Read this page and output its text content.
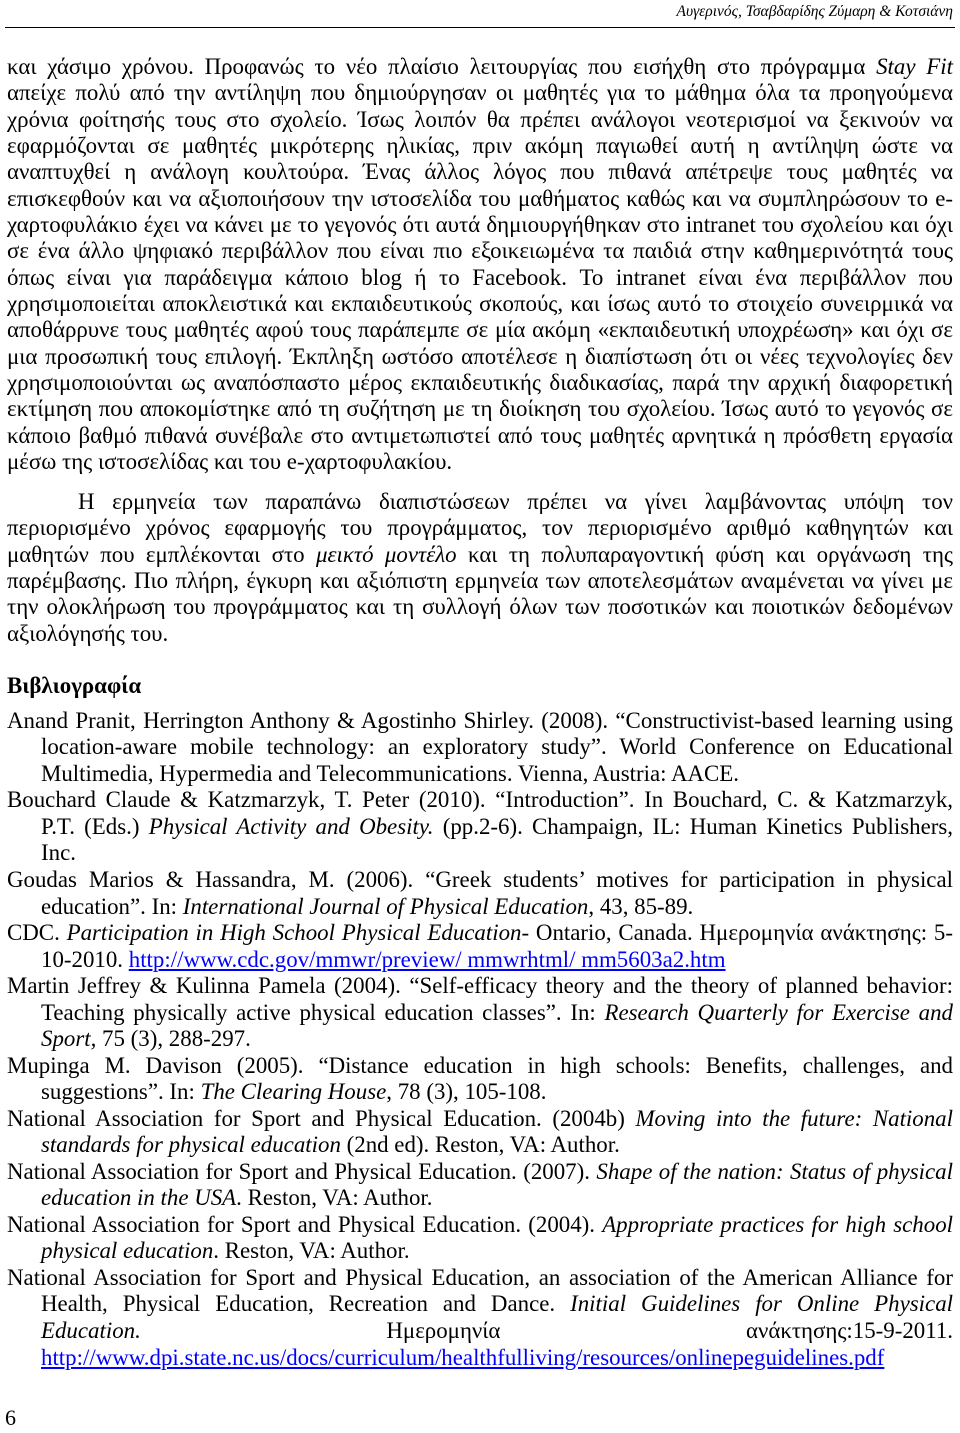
Αυγερινός, Τσαβδαρίδης Ζύμαρη & Κοτσιάνη
και χάσιμο χρόνου. Προφανώς το νέο πλαίσιο λειτουργίας που εισήχθη στο πρόγραμμα Stay Fit
απείχε πολύ από την αντίληψη που δημιούργησαν οι μαθητές για το μάθημα όλα τα προηγούμενα
χρόνια φοίτησής τους στο σχολείο. Ίσως λοιπόν θα πρέπει ανάλογοι νεοτερισμοί να ξεκινούν να
εφαρμόζονται σε μαθητές μικρότερης ηλικίας, πριν ακόμη παγιωθεί αυτή η αντίληψη ώστε να
αναπτυχθεί η ανάλογη κουλτούρα. Ένας άλλος λόγος που πιθανά απέτρεψε τους μαθητές να
επισκεφθούν και να αξιοποιήσουν την ιστοσελίδα του μαθήματος καθώς και να συμπληρώσουν το e-
χαρτοφυλάκιο έχει να κάνει με το γεγονός ότι αυτά δημιουργήθηκαν στο intranet του σχολείου και όχι
σε ένα άλλο ψηφιακό περιβάλλον που είναι πιο εξοικειωμένα τα παιδιά στην καθημερινότητά τους
όπως είναι για παράδειγμα κάποιο blog ή το Facebook. Το intranet είναι ένα περιβάλλον που
χρησιμοποιείται αποκλειστικά και εκπαιδευτικούς σκοπούς, και ίσως αυτό το στοιχείο συνειρμικά να
αποθάρρυνε τους μαθητές αφού τους παράπεμπε σε μία ακόμη «εκπαιδευτική υποχρέωση» και όχι σε
μια προσωπική τους επιλογή. Έκπληξη ωστόσο αποτέλεσε η διαπίστωση ότι οι νέες τεχνολογίες δεν
χρησιμοποιούνται ως αναπόσπαστο μέρος εκπαιδευτικής διαδικασίας, παρά την αρχική διαφορετική
εκτίμηση που αποκομίστηκε από τη συζήτηση με τη διοίκηση του σχολείου. Ίσως αυτό το γεγονός σε
κάποιο βαθμό πιθανά συνέβαλε στο αντιμετωπιστεί από τους μαθητές αρνητικά η πρόσθετη εργασία
μέσω της ιστοσελίδας και του e-χαρτοφυλακίου.
Η ερμηνεία των παραπάνω διαπιστώσεων πρέπει να γίνει λαμβάνοντας υπόψη τον
περιορισμένο χρόνος εφαρμογής του προγράμματος, τον περιορισμένο αριθμό καθηγητών και
μαθητών που εμπλέκονται στο μεικτό μοντέλο και τη πολυπαραγοντική φύση και οργάνωση της
παρέμβασης. Πιο πλήρη, έγκυρη και αξιόπιστη ερμηνεία των αποτελεσμάτων αναμένεται να γίνει με
την ολοκλήρωση του προγράμματος και τη συλλογή όλων των ποσοτικών και ποιοτικών δεδομένων
αξιολόγησής του.
Βιβλιογραφία
Anand Pranit, Herrington Anthony & Agostinho Shirley. (2008). “Constructivist-based learning using
location-aware mobile technology: an exploratory study”. World Conference on Educational
Multimedia, Hypermedia and Telecommunications. Vienna, Austria: AACE.
Bouchard Claude & Katzmarzyk, T. Peter (2010). “Introduction”. In Bouchard, C. & Katzmarzyk,
P.T. (Eds.) Physical Activity and Obesity. (pp.2-6). Champaign, IL: Human Kinetics Publishers,
Inc.
Goudas Marios & Hassandra, M. (2006). “Greek students’ motives for participation in physical
education”. In: International Journal of Physical Education, 43, 85-89.
CDC. Participation in High School Physical Education- Ontario, Canada. Ημερομηνία ανάκτησης: 5-
10-2010. http://www.cdc.gov/mmwr/preview/ mmwrhtml/ mm5603a2.htm
Martin Jeffrey & Kulinna Pamela (2004). “Self-efficacy theory and the theory of planned behavior:
Teaching physically active physical education classes”. In: Research Quarterly for Exercise and
Sport, 75 (3), 288-297.
Mupinga M. Davison (2005). “Distance education in high schools: Benefits, challenges, and
suggestions”. In: The Clearing House, 78 (3), 105-108.
National Association for Sport and Physical Education. (2004b) Moving into the future: National
standards for physical education (2nd ed). Reston, VA: Author.
National Association for Sport and Physical Education. (2007). Shape of the nation: Status of physical
education in the USA. Reston, VA: Author.
National Association for Sport and Physical Education. (2004). Appropriate practices for high school
physical education. Reston, VA: Author.
National Association for Sport and Physical Education, an association of the American Alliance for
Health, Physical Education, Recreation and Dance. Initial Guidelines for Online Physical
Education. Ημερομηνία ανάκτησης:15-9-2011.
http://www.dpi.state.nc.us/docs/curriculum/healthfulliving/resources/onlinepeguidelines.pdf
6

§ Instructions for the task
Isolate the lines that hold the word "γίνει" and copy all of them.

§ Complete response
Η ερμηνεία των παραπάνω διαπιστώσεων πρέπει να γίνει λαμβάνοντας υπόψη τον
παρέμβασης. Πιο πλήρη, έγκυρη και αξιόπιστη ερμηνεία των αποτελεσμάτων αναμένεται να γίνει με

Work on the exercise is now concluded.